▶ [EXERCISE]: The reply must reproduce each line below exactly.

* * * * * * *

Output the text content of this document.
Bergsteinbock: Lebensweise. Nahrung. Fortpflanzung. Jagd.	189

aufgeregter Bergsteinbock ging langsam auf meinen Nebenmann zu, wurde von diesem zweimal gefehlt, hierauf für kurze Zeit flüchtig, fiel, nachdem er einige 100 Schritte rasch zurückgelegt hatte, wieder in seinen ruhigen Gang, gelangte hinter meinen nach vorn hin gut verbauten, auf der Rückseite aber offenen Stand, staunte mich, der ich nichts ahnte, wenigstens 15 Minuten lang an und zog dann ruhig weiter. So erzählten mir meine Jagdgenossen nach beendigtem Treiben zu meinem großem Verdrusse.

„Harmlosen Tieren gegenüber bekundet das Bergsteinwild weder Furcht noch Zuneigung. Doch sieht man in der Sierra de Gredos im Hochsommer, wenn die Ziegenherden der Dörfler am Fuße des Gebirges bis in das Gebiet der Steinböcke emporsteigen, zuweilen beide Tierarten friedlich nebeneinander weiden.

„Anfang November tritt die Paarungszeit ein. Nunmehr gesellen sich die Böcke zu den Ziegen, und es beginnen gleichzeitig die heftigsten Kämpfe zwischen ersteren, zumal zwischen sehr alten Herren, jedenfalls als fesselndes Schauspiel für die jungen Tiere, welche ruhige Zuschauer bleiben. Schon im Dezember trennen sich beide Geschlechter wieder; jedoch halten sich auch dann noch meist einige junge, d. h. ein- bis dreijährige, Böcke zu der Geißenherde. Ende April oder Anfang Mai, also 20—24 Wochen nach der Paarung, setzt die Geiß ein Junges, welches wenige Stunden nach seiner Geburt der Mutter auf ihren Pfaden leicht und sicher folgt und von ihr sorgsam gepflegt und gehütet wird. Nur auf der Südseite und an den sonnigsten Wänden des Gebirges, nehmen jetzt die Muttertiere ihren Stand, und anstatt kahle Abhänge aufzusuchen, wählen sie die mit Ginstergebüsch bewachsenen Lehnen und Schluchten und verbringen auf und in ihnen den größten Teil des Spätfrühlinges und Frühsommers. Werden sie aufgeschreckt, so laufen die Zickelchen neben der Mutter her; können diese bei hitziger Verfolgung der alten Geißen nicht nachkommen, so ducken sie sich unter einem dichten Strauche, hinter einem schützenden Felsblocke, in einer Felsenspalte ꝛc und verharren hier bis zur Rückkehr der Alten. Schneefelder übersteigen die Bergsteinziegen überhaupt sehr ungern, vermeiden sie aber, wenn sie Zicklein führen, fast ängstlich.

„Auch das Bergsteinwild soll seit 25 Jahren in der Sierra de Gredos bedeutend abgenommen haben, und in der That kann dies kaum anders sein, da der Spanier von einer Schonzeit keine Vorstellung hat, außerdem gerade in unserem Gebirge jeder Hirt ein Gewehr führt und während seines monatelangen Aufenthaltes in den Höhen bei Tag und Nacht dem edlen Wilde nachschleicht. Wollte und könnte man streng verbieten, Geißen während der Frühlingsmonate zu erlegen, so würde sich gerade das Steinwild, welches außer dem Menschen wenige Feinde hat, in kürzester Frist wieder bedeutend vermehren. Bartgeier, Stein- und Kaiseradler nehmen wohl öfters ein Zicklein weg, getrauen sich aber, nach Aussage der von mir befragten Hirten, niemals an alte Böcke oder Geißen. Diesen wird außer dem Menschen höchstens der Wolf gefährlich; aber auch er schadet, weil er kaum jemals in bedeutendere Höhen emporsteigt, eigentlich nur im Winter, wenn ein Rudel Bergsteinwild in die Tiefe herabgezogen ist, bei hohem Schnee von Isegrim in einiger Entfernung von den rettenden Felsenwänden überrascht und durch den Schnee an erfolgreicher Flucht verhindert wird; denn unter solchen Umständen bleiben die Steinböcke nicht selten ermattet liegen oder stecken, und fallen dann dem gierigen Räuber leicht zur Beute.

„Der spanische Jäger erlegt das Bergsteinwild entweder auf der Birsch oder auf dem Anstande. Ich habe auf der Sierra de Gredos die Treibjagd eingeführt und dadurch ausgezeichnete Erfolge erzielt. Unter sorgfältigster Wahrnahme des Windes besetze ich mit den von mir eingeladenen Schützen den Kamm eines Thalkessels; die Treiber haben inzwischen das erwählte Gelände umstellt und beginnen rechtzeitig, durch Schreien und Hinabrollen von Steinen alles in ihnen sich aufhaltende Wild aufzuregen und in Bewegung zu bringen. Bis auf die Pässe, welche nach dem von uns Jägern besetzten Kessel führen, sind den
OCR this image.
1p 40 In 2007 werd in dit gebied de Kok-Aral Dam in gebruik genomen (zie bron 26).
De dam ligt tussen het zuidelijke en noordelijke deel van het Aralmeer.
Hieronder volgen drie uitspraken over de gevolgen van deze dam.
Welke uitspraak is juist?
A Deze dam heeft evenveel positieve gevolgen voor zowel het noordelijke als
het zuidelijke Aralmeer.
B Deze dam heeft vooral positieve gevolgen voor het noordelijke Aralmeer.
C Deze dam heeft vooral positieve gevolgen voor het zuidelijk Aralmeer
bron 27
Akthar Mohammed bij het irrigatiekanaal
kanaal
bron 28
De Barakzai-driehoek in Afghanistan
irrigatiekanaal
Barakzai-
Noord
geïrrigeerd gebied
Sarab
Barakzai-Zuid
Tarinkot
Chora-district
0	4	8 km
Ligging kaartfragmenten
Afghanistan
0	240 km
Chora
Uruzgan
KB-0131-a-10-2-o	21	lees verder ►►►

* * * * * * *

▶ [ANSWER SECTION]:
Output the text content of this document.
Bergsteinbock: Lebensweise. Nahrung. Fortpflanzung. Jagd.	189

aufgeregter Bergsteinbock ging langsam auf meinen Nebenmann zu, wurde von diesem zweimal gefehlt, hierauf für kurze Zeit flüchtig, fiel, nachdem er einige 100 Schritte rasch zurückgelegt hatte, wieder in seinen ruhigen Gang, gelangte hinter meinen nach vorn hin gut verbauten, auf der Rückseite aber offenen Stand, staunte mich, der ich nichts ahnte, wenigstens 15 Minuten lang an und zog dann ruhig weiter. So erzählten mir meine Jagdgenossen nach beendigtem Treiben zu meinem großem Verdrusse.

„Harmlosen Tieren gegenüber bekundet das Bergsteinwild weder Furcht noch Zuneigung. Doch sieht man in der Sierra de Gredos im Hochsommer, wenn die Ziegenherden der Dörfler am Fuße des Gebirges bis in das Gebiet der Steinböcke emporsteigen, zuweilen beide Tierarten friedlich nebeneinander weiden.

„Anfang November tritt die Paarungszeit ein. Nunmehr gesellen sich die Böcke zu den Ziegen, und es beginnen gleichzeitig die heftigsten Kämpfe zwischen ersteren, zumal zwischen sehr alten Herren, jedenfalls als fesselndes Schauspiel für die jungen Tiere, welche ruhige Zuschauer bleiben. Schon im Dezember trennen sich beide Geschlechter wieder; jedoch halten sich auch dann noch meist einige junge, d. h. ein- bis dreijährige, Böcke zu der Geißenherde. Ende April oder Anfang Mai, also 20—24 Wochen nach der Paarung, setzt die Geiß ein Junges, welches wenige Stunden nach seiner Geburt der Mutter auf ihren Pfaden leicht und sicher folgt und von ihr sorgsam gepflegt und gehütet wird. Nur auf der Südseite und an den sonnigsten Wänden des Gebirges, nehmen jetzt die Muttertiere ihren Stand, und anstatt kahle Abhänge aufzusuchen, wählen sie die mit Ginstergebüsch bewachsenen Lehnen und Schluchten und verbringen auf und in ihnen den größten Teil des Spätfrühlinges und Frühsommers. Werden sie aufgeschreckt, so laufen die Zickelchen neben der Mutter her; können diese bei hitziger Verfolgung der alten Geißen nicht nachkommen, so ducken sie sich unter einem dichten Strauche, hinter einem schützenden Felsblocke, in einer Felsenspalte ꝛc und verharren hier bis zur Rückkehr der Alten. Schneefelder übersteigen die Bergsteinziegen überhaupt sehr ungern, vermeiden sie aber, wenn sie Zicklein führen, fast ängstlich.

„Auch das Bergsteinwild soll seit 25 Jahren in der Sierra de Gredos bedeutend abgenommen haben, und in der That kann dies kaum anders sein, da der Spanier von einer Schonzeit keine Vorstellung hat, außerdem gerade in unserem Gebirge jeder Hirt ein Gewehr führt und während seines monatelangen Aufenthaltes in den Höhen bei Tag und Nacht dem edlen Wilde nachschleicht. Wollte und könnte man streng verbieten, Geißen während der Frühlingsmonate zu erlegen, so würde sich gerade das Steinwild, welches außer dem Menschen wenige Feinde hat, in kürzester Frist wieder bedeutend vermehren. Bartgeier, Stein- und Kaiseradler nehmen wohl öfters ein Zicklein weg, getrauen sich aber, nach Aussage der von mir befragten Hirten, niemals an alte Böcke oder Geißen. Diesen wird außer dem Menschen höchstens der Wolf gefährlich; aber auch er schadet, weil er kaum jemals in bedeutendere Höhen emporsteigt, eigentlich nur im Winter, wenn ein Rudel Bergsteinwild in die Tiefe herabgezogen ist, bei hohem Schnee von Isegrim in einiger Entfernung von den rettenden Felsenwänden überrascht und durch den Schnee an erfolgreicher Flucht verhindert wird; denn unter solchen Umständen bleiben die Steinböcke nicht selten ermattet liegen oder stecken, und fallen dann dem gierigen Räuber leicht zur Beute.

„Der spanische Jäger erlegt das Bergsteinwild entweder auf der Birsch oder auf dem Anstande. Ich habe auf der Sierra de Gredos die Treibjagd eingeführt und dadurch ausgezeichnete Erfolge erzielt. Unter sorgfältigster Wahrnahme des Windes besetze ich mit den von mir eingeladenen Schützen den Kamm eines Thalkessels; die Treiber haben inzwischen das erwählte Gelände umstellt und beginnen rechtzeitig, durch Schreien und Hinabrollen von Steinen alles in ihnen sich aufhaltende Wild aufzuregen und in Bewegung zu bringen. Bis auf die Pässe, welche nach dem von uns Jägern besetzten Kessel führen, sind den
OCR this image.
1p 40 In 2007 werd in dit gebied de Kok-Aral Dam in gebruik genomen (zie bron 26).
De dam ligt tussen het zuidelijke en noordelijke deel van het Aralmeer.
Hieronder volgen drie uitspraken over de gevolgen van deze dam.
Welke uitspraak is juist?
A Deze dam heeft evenveel positieve gevolgen voor zowel het noordelijke als
het zuidelijke Aralmeer.
B Deze dam heeft vooral positieve gevolgen voor het noordelijke Aralmeer.
C Deze dam heeft vooral positieve gevolgen voor het zuidelijk Aralmeer
bron 27
Akthar Mohammed bij het irrigatiekanaal
kanaal
bron 28
De Barakzai-driehoek in Afghanistan
irrigatiekanaal
Barakzai-
Noord
geïrrigeerd gebied
Sarab
Barakzai-Zuid
Tarinkot
Chora-district
0	4	8 km
Ligging kaartfragmenten
Afghanistan
0	240 km
Chora
Uruzgan
KB-0131-a-10-2-o	21	lees verder ►►►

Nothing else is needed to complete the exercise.